↓

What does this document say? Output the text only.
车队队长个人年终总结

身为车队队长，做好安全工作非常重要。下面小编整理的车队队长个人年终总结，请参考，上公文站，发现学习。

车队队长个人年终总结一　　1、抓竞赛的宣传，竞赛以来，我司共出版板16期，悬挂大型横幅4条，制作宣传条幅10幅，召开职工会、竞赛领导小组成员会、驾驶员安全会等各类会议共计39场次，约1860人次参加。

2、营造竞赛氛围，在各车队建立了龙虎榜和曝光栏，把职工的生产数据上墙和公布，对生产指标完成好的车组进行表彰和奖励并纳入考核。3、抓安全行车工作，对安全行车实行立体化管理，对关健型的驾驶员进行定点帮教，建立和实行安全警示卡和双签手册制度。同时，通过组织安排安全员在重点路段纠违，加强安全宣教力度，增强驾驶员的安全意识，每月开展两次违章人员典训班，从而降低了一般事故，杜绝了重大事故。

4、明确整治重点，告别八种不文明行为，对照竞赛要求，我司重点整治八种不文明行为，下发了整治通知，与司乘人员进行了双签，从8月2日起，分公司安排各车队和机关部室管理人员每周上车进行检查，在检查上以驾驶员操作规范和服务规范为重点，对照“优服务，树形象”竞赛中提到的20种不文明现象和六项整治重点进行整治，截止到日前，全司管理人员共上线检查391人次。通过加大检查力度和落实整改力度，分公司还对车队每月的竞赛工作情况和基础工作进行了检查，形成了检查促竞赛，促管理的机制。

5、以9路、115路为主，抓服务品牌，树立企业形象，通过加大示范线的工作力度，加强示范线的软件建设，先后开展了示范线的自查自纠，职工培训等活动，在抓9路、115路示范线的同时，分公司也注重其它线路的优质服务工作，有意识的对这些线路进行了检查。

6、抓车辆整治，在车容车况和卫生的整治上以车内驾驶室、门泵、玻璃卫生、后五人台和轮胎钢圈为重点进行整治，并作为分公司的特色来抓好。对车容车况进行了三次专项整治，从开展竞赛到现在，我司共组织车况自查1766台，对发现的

↑

» What is asked
Set all of the entries down again, exactly as they were given.

» Result for this task
What does this document say? Output the text only.
车队队长个人年终总结

身为车队队长，做好安全工作非常重要。下面小编整理的车队队长个人年终总结，请参考，上公文站，发现学习。

车队队长个人年终总结一　　1、抓竞赛的宣传，竞赛以来，我司共出版板16期，悬挂大型横幅4条，制作宣传条幅10幅，召开职工会、竞赛领导小组成员会、驾驶员安全会等各类会议共计39场次，约1860人次参加。

2、营造竞赛氛围，在各车队建立了龙虎榜和曝光栏，把职工的生产数据上墙和公布，对生产指标完成好的车组进行表彰和奖励并纳入考核。3、抓安全行车工作，对安全行车实行立体化管理，对关健型的驾驶员进行定点帮教，建立和实行安全警示卡和双签手册制度。同时，通过组织安排安全员在重点路段纠违，加强安全宣教力度，增强驾驶员的安全意识，每月开展两次违章人员典训班，从而降低了一般事故，杜绝了重大事故。

4、明确整治重点，告别八种不文明行为，对照竞赛要求，我司重点整治八种不文明行为，下发了整治通知，与司乘人员进行了双签，从8月2日起，分公司安排各车队和机关部室管理人员每周上车进行检查，在检查上以驾驶员操作规范和服务规范为重点，对照“优服务，树形象”竞赛中提到的20种不文明现象和六项整治重点进行整治，截止到日前，全司管理人员共上线检查391人次。通过加大检查力度和落实整改力度，分公司还对车队每月的竞赛工作情况和基础工作进行了检查，形成了检查促竞赛，促管理的机制。

5、以9路、115路为主，抓服务品牌，树立企业形象，通过加大示范线的工作力度，加强示范线的软件建设，先后开展了示范线的自查自纠，职工培训等活动，在抓9路、115路示范线的同时，分公司也注重其它线路的优质服务工作，有意识的对这些线路进行了检查。

6、抓车辆整治，在车容车况和卫生的整治上以车内驾驶室、门泵、玻璃卫生、后五人台和轮胎钢圈为重点进行整治，并作为分公司的特色来抓好。对车容车况进行了三次专项整治，从开展竞赛到现在，我司共组织车况自查1766台，对发现的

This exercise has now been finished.